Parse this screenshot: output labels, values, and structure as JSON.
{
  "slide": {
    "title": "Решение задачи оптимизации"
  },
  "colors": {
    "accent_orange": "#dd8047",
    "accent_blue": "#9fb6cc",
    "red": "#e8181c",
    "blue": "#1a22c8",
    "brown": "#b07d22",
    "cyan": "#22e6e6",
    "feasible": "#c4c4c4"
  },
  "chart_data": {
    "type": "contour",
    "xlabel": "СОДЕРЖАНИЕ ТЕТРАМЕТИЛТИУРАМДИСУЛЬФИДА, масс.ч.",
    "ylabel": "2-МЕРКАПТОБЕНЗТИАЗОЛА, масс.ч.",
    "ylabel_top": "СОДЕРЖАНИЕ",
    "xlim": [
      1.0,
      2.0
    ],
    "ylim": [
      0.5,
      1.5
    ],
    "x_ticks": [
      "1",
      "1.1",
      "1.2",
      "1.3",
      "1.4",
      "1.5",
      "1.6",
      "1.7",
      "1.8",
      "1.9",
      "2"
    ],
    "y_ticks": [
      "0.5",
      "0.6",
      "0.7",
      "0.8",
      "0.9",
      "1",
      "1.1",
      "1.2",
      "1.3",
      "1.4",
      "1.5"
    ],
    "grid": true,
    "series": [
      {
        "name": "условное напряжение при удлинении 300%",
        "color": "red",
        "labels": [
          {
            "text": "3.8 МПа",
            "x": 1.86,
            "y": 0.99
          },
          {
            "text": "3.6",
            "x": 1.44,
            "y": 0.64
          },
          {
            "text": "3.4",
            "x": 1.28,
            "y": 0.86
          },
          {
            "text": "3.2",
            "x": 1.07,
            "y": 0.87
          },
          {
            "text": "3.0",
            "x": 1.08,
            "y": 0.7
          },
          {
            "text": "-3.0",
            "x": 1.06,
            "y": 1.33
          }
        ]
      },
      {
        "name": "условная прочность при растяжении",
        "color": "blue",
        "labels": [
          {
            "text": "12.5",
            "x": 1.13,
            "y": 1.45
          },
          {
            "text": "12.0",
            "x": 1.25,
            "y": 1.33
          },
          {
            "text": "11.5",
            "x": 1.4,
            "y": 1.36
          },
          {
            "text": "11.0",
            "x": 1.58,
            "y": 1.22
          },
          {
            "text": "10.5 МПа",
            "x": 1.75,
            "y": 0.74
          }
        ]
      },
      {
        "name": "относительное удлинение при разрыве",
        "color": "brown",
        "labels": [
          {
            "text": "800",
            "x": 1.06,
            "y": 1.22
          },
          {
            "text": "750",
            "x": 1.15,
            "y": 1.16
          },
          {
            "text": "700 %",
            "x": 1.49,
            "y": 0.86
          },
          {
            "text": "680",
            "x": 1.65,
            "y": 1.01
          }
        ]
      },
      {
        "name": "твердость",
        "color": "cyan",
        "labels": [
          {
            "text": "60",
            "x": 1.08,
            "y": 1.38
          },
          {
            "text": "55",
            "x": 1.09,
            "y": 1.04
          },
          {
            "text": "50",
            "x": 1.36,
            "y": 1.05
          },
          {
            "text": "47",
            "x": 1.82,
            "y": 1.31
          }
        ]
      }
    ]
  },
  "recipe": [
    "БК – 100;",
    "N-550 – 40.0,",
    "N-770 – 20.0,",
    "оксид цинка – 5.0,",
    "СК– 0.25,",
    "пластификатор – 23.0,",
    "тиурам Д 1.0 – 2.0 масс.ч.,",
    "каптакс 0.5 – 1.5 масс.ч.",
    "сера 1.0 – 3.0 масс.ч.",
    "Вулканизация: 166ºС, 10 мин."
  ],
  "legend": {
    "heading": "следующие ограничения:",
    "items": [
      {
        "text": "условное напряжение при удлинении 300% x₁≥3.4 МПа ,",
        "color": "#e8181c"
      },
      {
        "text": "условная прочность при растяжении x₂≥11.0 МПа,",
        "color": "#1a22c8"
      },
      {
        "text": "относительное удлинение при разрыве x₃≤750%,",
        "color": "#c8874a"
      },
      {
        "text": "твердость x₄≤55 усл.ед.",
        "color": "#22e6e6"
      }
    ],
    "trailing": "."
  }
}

* [Set task] Return each line of the records above exactly as it reads.

* [Answer to the problem]
Parse this screenshot: output labels, values, and structure as JSON.
{
  "slide": {
    "title": "Решение задачи оптимизации"
  },
  "colors": {
    "accent_orange": "#dd8047",
    "accent_blue": "#9fb6cc",
    "red": "#e8181c",
    "blue": "#1a22c8",
    "brown": "#b07d22",
    "cyan": "#22e6e6",
    "feasible": "#c4c4c4"
  },
  "chart_data": {
    "type": "contour",
    "xlabel": "СОДЕРЖАНИЕ ТЕТРАМЕТИЛТИУРАМДИСУЛЬФИДА, масс.ч.",
    "ylabel": "2-МЕРКАПТОБЕНЗТИАЗОЛА, масс.ч.",
    "ylabel_top": "СОДЕРЖАНИЕ",
    "xlim": [
      1.0,
      2.0
    ],
    "ylim": [
      0.5,
      1.5
    ],
    "x_ticks": [
      "1",
      "1.1",
      "1.2",
      "1.3",
      "1.4",
      "1.5",
      "1.6",
      "1.7",
      "1.8",
      "1.9",
      "2"
    ],
    "y_ticks": [
      "0.5",
      "0.6",
      "0.7",
      "0.8",
      "0.9",
      "1",
      "1.1",
      "1.2",
      "1.3",
      "1.4",
      "1.5"
    ],
    "grid": true,
    "series": [
      {
        "name": "условное напряжение при удлинении 300%",
        "color": "red",
        "labels": [
          {
            "text": "3.8 МПа",
            "x": 1.86,
            "y": 0.99
          },
          {
            "text": "3.6",
            "x": 1.44,
            "y": 0.64
          },
          {
            "text": "3.4",
            "x": 1.28,
            "y": 0.86
          },
          {
            "text": "3.2",
            "x": 1.07,
            "y": 0.87
          },
          {
            "text": "3.0",
            "x": 1.08,
            "y": 0.7
          },
          {
            "text": "-3.0",
            "x": 1.06,
            "y": 1.33
          }
        ]
      },
      {
        "name": "условная прочность при растяжении",
        "color": "blue",
        "labels": [
          {
            "text": "12.5",
            "x": 1.13,
            "y": 1.45
          },
          {
            "text": "12.0",
            "x": 1.25,
            "y": 1.33
          },
          {
            "text": "11.5",
            "x": 1.4,
            "y": 1.36
          },
          {
            "text": "11.0",
            "x": 1.58,
            "y": 1.22
          },
          {
            "text": "10.5 МПа",
            "x": 1.75,
            "y": 0.74
          }
        ]
      },
      {
        "name": "относительное удлинение при разрыве",
        "color": "brown",
        "labels": [
          {
            "text": "800",
            "x": 1.06,
            "y": 1.22
          },
          {
            "text": "750",
            "x": 1.15,
            "y": 1.16
          },
          {
            "text": "700 %",
            "x": 1.49,
            "y": 0.86
          },
          {
            "text": "680",
            "x": 1.65,
            "y": 1.01
          }
        ]
      },
      {
        "name": "твердость",
        "color": "cyan",
        "labels": [
          {
            "text": "60",
            "x": 1.08,
            "y": 1.38
          },
          {
            "text": "55",
            "x": 1.09,
            "y": 1.04
          },
          {
            "text": "50",
            "x": 1.36,
            "y": 1.05
          },
          {
            "text": "47",
            "x": 1.82,
            "y": 1.31
          }
        ]
      }
    ]
  },
  "recipe": [
    "БК – 100;",
    "N-550 – 40.0,",
    "N-770 – 20.0,",
    "оксид цинка – 5.0,",
    "СК– 0.25,",
    "пластификатор – 23.0,",
    "тиурам Д 1.0 – 2.0 масс.ч.,",
    "каптакс 0.5 – 1.5 масс.ч.",
    "сера 1.0 – 3.0 масс.ч.",
    "Вулканизация: 166ºС, 10 мин."
  ],
  "legend": {
    "heading": "следующие ограничения:",
    "items": [
      {
        "text": "условное напряжение при удлинении 300% x₁≥3.4 МПа ,",
        "color": "#e8181c"
      },
      {
        "text": "условная прочность при растяжении x₂≥11.0 МПа,",
        "color": "#1a22c8"
      },
      {
        "text": "относительное удлинение при разрыве x₃≤750%,",
        "color": "#c8874a"
      },
      {
        "text": "твердость x₄≤55 усл.ед.",
        "color": "#22e6e6"
      }
    ],
    "trailing": "."
  }
}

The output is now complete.